◆ **Short problem**: How many of the lines here include "this"? Answer with a single number.

◆ **Source material**:
********

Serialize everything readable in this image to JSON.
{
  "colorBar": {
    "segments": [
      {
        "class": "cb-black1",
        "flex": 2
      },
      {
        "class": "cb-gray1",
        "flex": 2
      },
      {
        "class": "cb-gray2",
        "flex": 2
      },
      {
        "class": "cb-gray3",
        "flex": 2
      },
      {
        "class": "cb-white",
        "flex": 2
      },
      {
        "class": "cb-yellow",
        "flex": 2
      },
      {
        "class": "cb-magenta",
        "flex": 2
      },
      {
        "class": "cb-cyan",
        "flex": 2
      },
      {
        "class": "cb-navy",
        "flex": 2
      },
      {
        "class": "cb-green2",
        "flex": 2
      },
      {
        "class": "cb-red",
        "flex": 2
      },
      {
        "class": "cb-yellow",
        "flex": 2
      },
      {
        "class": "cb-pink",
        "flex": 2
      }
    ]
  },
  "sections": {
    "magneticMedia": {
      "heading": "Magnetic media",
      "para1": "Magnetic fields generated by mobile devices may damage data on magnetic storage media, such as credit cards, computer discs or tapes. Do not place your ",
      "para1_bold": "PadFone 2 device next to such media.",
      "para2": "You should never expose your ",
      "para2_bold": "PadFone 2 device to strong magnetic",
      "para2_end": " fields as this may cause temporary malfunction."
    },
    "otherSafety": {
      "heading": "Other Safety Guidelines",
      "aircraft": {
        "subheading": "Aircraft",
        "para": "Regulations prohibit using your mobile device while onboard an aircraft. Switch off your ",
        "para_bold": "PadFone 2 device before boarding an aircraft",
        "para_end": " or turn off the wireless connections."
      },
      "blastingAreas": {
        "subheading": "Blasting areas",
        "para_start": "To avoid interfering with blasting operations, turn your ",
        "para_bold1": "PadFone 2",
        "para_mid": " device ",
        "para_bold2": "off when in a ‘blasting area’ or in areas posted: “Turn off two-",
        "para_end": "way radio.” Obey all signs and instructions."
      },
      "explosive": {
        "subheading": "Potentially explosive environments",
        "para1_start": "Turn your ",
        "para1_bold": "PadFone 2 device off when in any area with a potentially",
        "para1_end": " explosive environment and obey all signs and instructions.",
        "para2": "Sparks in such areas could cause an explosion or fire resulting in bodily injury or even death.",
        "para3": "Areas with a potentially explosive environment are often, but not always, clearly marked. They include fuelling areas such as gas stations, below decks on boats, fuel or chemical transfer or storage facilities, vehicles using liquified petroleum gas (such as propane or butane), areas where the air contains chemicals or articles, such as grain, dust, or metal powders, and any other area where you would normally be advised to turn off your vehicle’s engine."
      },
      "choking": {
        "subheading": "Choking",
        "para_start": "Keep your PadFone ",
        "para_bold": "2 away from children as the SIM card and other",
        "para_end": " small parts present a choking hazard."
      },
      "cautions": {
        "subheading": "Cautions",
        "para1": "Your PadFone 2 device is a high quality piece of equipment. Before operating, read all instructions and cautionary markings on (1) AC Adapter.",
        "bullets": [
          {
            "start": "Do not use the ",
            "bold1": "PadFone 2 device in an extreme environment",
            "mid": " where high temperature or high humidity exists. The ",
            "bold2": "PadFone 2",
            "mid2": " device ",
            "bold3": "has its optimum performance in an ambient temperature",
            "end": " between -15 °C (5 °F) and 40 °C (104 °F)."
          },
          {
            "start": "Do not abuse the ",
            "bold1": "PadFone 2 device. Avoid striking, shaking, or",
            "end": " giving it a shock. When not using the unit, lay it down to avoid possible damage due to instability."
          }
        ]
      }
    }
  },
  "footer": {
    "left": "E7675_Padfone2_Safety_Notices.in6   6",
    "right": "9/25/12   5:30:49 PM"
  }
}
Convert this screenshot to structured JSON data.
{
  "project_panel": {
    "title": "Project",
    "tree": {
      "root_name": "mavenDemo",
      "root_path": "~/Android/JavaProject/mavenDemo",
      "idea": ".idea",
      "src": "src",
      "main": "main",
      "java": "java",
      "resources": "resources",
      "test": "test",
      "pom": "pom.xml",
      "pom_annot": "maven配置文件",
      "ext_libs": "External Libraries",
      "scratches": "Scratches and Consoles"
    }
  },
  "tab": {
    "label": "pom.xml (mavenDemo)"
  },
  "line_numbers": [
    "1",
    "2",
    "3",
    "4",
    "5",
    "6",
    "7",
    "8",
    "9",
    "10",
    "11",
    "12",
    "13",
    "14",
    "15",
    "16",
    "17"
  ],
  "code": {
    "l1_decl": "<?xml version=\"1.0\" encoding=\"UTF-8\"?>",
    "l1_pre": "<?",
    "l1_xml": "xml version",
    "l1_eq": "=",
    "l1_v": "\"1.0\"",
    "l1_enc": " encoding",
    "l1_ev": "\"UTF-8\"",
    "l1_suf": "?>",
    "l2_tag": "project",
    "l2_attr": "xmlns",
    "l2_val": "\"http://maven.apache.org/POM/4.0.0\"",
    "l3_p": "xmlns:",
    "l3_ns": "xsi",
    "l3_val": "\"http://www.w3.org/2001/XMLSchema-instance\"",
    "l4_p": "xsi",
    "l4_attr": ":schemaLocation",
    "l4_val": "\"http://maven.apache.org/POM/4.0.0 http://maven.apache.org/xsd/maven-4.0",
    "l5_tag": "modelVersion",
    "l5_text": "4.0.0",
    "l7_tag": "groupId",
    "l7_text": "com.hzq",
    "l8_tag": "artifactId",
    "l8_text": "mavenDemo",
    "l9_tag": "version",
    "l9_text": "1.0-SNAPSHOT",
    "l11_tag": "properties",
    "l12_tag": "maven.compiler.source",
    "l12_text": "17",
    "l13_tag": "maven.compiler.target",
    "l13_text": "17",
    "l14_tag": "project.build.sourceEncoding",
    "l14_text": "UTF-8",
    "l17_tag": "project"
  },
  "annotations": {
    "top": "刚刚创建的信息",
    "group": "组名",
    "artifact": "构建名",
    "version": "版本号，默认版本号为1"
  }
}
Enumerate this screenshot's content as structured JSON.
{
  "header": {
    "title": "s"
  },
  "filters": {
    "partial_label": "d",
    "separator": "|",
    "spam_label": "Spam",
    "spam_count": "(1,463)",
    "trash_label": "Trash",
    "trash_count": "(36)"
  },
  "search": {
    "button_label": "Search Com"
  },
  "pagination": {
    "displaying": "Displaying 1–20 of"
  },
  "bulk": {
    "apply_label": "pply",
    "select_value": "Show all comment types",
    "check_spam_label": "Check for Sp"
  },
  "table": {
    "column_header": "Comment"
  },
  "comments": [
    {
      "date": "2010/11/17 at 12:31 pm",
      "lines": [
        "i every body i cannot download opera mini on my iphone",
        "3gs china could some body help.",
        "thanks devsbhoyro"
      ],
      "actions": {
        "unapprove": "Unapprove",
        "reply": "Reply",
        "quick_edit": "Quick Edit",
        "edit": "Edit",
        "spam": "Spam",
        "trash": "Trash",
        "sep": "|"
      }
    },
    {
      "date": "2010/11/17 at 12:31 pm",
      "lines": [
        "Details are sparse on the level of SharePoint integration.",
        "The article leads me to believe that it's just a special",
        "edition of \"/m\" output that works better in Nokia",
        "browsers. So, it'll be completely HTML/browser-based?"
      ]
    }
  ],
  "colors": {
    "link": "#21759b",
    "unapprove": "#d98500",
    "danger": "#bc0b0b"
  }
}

********

◆ **Answer to the task**: 4